> Fonte:

>>

Publicada em 11 de maio de 2003
O Estado de S. Paulo
EDUARDO NUNOMURA
Nos estúdios e corredores da TV Cultura, trabalha-se muito. Nos setores de
entretenimento, jornalismo ou operação, há funcionários dedicados lutando
para manter a programação no ar. Formam um exército de profissionais, em que
cada um assume o papel de guardião da TV pública. Operam máquinas, mas na
verdade fazem milagres. O telespectador reconhece esse esforço e faz dela o
maior símbolo de uma televisão de qualidade, digna de ser vista por
crianças, jovens e adultos a qualquer hora do dia. Se tudo isso é verdade,
por que a emissora está imersa numa profunda e melancólica crise? Porque tem
sido assim em 34 anos de vida.

<<

> Tarefa solicitada:
Reproduza o trecho da reportagem sobre a TV Cultura entre "Publicada em 11" e "anos de vida.", inclusive, substituindo "funcionários" por "trabalhadores".

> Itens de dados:
>>

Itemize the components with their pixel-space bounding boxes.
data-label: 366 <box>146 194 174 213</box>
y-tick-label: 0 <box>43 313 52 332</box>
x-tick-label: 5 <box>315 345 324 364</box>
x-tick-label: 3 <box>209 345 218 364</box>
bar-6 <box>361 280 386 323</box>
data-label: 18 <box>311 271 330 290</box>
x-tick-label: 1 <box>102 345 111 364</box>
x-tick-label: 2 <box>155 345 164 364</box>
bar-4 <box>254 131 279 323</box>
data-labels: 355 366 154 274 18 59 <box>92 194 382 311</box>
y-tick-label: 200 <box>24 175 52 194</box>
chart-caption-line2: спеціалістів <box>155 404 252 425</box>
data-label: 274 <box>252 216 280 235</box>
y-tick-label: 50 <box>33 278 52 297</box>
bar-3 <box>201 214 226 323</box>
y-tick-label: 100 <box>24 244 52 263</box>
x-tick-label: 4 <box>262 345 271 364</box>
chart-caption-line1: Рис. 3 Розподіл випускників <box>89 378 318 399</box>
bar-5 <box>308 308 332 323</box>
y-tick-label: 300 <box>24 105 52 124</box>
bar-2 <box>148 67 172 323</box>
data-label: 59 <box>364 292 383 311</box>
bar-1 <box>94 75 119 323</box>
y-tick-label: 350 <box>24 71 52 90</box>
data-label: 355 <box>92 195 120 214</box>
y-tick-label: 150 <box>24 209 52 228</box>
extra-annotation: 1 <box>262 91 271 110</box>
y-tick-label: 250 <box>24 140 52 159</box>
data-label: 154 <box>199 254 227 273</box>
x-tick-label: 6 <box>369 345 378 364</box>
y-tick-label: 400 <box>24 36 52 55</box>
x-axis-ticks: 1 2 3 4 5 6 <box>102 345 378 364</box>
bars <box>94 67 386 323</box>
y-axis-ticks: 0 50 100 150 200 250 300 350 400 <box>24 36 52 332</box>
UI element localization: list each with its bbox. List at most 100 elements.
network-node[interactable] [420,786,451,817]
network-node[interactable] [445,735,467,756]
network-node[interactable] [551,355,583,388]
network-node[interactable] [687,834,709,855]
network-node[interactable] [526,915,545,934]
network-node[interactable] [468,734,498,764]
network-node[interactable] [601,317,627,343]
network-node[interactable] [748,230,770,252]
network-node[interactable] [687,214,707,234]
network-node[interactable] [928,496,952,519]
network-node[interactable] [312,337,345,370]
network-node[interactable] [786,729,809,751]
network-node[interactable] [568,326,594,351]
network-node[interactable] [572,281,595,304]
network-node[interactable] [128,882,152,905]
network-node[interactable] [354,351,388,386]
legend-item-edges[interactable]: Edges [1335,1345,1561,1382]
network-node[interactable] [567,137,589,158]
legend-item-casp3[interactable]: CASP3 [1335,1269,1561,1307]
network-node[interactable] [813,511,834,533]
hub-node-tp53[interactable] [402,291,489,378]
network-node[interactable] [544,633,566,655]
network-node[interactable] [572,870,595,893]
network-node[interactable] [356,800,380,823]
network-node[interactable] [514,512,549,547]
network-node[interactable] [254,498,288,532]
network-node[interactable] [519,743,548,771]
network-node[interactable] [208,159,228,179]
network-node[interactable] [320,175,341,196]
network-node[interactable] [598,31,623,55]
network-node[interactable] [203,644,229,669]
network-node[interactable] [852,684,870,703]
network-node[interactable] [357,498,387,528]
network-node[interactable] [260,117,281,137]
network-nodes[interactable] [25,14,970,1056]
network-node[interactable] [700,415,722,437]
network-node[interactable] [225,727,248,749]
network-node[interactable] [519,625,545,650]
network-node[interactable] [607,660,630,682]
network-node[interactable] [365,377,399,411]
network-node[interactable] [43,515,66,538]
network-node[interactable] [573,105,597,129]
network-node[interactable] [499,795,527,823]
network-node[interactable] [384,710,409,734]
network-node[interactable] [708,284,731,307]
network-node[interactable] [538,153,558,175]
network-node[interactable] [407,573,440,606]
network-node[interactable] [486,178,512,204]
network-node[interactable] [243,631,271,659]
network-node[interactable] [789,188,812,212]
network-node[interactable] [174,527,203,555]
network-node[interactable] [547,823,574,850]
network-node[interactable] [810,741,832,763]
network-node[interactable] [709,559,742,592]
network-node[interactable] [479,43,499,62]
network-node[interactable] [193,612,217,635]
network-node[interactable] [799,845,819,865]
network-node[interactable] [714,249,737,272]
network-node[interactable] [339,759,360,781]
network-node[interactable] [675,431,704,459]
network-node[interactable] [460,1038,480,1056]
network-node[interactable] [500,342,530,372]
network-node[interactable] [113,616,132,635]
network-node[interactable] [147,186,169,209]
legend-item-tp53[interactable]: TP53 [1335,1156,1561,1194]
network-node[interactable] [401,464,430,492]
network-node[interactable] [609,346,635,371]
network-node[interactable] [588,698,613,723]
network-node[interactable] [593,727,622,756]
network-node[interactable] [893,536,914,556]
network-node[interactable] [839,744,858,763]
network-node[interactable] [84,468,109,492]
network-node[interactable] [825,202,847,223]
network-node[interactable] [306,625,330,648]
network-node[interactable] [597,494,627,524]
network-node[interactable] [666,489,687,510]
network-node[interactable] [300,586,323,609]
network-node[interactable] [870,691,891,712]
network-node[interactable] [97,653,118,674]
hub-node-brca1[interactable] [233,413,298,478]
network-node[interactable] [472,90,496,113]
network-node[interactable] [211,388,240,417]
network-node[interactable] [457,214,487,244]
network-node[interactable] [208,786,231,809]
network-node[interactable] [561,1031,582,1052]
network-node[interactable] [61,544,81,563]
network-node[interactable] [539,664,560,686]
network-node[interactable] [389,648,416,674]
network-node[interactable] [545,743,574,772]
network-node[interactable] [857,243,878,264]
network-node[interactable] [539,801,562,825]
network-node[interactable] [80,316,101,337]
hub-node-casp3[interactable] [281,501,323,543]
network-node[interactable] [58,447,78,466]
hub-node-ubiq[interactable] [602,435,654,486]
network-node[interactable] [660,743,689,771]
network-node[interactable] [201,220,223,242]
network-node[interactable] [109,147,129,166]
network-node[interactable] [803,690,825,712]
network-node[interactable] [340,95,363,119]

<<

> Resultado:
Publicada em 11 de maio de 2003
O Estado de S. Paulo
EDUARDO NUNOMURA
Nos estúdios e corredores da TV Cultura, trabalha-se muito. Nos setores de
entretenimento, jornalismo ou operação, há trabalhadores dedicados lutando
para manter a programação no ar. Formam um exército de profissionais, em que
cada um assume o papel de guardião da TV pública. Operam máquinas, mas na
verdade fazem milagres. O telespectador reconhece esse esforço e faz dela o
maior símbolo de uma televisão de qualidade, digna de ser vista por
crianças, jovens e adultos a qualquer hora do dia. Se tudo isso é verdade,
por que a emissora está imersa numa profunda e melancólica crise? Porque tem
sido assim em 34 anos de vida.